= TASK STATEMENT =
Lift out all lines below that contain "name".

[Figure contents as structured data]
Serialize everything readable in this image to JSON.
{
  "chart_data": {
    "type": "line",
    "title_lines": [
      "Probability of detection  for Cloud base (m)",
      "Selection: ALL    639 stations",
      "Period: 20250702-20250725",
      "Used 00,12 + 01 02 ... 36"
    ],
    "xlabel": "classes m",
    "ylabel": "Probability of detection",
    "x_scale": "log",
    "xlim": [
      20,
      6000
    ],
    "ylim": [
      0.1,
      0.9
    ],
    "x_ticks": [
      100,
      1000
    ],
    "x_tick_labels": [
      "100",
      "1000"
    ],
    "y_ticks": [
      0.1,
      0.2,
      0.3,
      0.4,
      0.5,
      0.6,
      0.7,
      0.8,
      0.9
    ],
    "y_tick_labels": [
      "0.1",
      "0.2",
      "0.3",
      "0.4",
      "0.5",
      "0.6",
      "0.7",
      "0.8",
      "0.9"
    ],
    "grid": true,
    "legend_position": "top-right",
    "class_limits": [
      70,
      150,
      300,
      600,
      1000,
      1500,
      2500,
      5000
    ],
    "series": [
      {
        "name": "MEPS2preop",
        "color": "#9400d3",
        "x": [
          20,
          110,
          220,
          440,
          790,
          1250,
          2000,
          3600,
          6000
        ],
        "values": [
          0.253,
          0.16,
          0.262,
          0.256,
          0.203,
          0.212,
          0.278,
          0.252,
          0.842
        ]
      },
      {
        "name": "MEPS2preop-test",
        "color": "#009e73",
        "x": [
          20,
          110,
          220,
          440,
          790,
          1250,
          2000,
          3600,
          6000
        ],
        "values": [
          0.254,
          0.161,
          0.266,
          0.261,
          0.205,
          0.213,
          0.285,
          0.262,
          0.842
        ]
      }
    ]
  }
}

= THE RESPONSE =
        "name": "MEPS2preop",
        "name": "MEPS2preop-test",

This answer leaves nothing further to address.